The request >> Say how many lines include the word "before", using only a number.

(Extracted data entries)
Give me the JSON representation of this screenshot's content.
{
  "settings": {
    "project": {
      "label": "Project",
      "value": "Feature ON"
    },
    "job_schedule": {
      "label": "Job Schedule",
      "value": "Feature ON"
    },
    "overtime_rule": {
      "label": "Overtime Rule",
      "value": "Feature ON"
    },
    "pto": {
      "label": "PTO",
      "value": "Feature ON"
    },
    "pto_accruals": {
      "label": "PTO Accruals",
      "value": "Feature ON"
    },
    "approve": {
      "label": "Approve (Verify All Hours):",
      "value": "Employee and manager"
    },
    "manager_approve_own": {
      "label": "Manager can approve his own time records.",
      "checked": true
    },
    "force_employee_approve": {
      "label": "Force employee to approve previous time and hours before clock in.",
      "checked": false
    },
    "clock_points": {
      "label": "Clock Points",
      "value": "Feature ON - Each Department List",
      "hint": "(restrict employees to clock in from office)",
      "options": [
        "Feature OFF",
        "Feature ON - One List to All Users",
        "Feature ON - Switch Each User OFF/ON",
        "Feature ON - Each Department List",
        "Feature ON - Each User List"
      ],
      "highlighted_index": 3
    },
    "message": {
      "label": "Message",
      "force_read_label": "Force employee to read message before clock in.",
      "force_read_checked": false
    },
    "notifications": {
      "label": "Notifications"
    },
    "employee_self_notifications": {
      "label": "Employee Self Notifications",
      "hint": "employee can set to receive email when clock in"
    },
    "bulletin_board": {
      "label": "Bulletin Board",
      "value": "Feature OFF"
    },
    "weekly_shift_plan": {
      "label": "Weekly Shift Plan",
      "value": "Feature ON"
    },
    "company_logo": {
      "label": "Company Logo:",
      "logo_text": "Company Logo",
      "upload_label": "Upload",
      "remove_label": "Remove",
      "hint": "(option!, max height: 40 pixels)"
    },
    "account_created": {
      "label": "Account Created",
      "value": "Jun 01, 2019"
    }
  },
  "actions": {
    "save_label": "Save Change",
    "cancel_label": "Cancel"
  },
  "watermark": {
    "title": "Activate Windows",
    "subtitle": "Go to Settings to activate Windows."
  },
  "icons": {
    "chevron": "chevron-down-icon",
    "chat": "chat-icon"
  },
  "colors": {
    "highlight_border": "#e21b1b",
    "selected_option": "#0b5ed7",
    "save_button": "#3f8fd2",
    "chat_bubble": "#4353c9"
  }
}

Task solution >> 2